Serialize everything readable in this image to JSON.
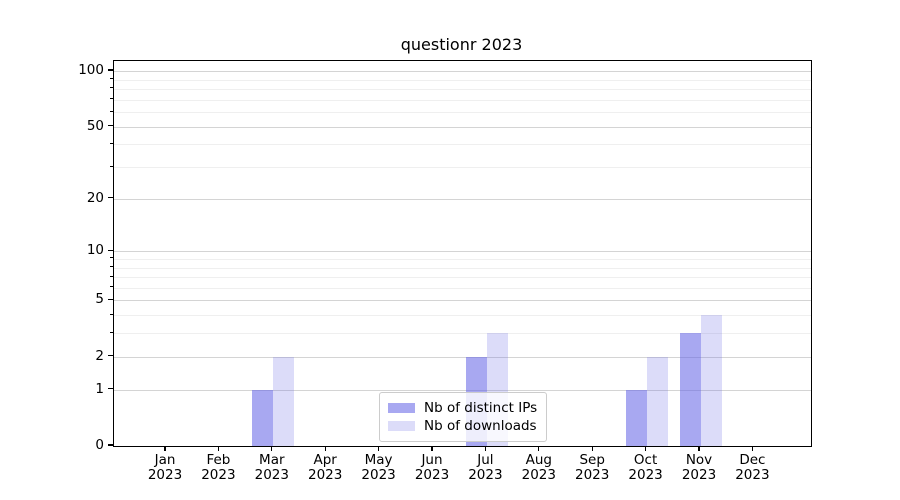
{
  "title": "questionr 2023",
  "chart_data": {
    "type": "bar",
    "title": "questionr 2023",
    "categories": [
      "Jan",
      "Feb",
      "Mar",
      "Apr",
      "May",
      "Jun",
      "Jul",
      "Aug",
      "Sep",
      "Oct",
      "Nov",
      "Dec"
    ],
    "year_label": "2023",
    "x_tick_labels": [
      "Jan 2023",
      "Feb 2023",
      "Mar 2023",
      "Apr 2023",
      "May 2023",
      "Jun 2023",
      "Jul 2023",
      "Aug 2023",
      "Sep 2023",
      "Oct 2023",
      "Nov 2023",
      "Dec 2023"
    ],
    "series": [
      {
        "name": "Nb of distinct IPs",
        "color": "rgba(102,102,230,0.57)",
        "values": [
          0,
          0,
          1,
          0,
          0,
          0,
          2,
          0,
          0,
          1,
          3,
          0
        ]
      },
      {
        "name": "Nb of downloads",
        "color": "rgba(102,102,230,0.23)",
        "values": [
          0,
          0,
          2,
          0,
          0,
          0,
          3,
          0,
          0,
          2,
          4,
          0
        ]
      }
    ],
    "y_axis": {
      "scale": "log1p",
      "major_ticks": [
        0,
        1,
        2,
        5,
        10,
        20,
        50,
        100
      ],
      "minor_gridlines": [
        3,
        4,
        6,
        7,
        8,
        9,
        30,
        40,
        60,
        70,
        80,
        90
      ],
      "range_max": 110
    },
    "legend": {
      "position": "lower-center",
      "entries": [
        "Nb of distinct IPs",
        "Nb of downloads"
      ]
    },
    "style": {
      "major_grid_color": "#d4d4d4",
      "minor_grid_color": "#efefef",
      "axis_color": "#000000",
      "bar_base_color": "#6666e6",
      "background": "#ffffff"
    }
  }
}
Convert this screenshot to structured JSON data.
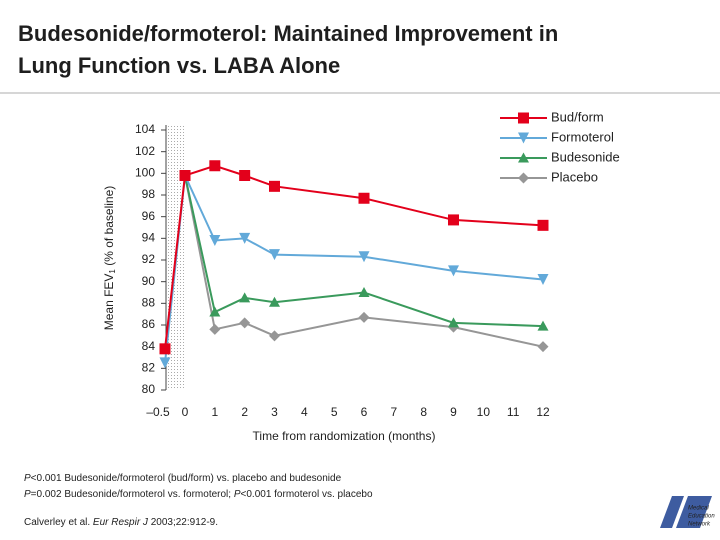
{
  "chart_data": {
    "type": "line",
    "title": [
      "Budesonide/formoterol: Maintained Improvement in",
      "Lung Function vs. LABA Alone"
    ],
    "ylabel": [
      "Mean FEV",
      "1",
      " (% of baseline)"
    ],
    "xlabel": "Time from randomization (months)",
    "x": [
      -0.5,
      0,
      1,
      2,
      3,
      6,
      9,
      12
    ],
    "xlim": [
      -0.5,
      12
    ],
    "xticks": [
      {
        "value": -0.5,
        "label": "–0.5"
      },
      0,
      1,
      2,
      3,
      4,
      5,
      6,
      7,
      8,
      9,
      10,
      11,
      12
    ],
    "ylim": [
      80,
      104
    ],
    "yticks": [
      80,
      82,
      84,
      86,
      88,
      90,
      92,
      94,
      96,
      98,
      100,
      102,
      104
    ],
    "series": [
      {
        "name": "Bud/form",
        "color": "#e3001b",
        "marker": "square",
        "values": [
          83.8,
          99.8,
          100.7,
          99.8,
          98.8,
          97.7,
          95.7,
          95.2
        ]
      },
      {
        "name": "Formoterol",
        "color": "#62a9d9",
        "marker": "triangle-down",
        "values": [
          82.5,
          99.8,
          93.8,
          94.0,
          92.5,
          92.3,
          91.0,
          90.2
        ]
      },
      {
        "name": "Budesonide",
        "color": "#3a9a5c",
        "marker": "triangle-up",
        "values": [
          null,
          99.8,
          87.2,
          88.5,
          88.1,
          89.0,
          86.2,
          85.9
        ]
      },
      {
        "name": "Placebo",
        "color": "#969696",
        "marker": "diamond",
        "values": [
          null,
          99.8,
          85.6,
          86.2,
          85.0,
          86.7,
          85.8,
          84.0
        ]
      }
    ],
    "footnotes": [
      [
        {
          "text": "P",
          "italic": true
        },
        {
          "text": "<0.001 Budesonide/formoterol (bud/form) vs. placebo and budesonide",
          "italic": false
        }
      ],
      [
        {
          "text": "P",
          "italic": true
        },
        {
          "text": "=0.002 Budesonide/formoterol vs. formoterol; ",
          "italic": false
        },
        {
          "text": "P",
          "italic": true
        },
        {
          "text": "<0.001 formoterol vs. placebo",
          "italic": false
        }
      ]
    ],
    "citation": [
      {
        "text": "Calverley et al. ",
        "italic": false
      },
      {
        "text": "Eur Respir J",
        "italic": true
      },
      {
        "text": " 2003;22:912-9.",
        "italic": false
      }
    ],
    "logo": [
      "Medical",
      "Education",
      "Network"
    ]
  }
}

---

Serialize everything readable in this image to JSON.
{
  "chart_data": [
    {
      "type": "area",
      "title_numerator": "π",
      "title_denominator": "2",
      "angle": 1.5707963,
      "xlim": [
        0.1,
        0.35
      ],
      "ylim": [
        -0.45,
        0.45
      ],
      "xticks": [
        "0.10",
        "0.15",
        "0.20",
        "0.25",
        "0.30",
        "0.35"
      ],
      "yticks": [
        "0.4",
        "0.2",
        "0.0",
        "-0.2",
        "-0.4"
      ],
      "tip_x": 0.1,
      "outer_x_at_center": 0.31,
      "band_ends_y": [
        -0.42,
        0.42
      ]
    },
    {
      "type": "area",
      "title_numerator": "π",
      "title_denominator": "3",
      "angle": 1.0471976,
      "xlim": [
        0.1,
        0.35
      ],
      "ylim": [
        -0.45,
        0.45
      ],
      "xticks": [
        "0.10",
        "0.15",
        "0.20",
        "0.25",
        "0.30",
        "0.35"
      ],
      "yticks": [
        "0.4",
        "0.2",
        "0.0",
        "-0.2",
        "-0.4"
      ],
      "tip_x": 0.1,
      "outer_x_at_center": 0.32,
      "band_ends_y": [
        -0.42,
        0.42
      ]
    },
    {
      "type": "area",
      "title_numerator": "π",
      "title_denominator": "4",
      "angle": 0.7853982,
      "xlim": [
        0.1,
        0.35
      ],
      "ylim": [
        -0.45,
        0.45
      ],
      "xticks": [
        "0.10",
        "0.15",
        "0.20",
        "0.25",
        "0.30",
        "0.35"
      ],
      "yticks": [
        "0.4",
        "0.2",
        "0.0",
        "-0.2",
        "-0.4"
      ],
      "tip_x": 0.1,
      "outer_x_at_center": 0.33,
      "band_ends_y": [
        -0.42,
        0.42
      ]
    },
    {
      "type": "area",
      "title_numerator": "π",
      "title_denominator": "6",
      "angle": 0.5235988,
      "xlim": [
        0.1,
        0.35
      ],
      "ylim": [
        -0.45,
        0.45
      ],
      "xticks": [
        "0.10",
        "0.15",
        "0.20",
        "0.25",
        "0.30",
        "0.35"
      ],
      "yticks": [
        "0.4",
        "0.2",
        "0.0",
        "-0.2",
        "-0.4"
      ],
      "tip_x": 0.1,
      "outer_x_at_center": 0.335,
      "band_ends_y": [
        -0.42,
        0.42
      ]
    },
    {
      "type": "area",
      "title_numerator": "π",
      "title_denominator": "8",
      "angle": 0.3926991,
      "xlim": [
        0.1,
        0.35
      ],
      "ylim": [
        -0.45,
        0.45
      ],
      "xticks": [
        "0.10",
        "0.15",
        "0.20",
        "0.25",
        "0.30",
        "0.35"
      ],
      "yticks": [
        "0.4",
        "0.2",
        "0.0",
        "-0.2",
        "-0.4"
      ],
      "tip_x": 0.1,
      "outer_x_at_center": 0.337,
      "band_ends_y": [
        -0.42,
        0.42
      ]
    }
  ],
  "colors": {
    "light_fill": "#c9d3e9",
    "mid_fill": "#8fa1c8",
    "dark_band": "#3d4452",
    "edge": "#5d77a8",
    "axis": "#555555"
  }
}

--

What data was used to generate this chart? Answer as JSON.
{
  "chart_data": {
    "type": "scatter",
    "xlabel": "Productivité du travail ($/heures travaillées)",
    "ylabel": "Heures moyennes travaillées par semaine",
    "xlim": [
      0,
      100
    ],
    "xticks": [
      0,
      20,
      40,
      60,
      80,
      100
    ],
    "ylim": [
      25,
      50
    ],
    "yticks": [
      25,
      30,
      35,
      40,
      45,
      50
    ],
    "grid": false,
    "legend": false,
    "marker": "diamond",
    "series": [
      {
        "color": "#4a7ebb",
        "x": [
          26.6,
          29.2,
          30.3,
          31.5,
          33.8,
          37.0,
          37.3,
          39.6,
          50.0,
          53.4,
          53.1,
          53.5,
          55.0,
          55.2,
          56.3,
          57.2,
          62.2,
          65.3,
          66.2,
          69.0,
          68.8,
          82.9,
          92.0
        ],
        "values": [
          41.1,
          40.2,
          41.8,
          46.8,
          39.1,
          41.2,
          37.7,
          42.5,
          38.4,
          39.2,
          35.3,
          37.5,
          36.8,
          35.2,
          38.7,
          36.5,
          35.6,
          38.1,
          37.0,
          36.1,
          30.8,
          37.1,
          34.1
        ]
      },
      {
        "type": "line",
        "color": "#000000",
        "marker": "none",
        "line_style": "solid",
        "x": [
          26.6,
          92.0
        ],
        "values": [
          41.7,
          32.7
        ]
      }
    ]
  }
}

§ **YOUR GOAL**
Count how many lines include the string "name". Nothing but the number is needed.

§ **SOLUTION TO THIS EXERCISE**
6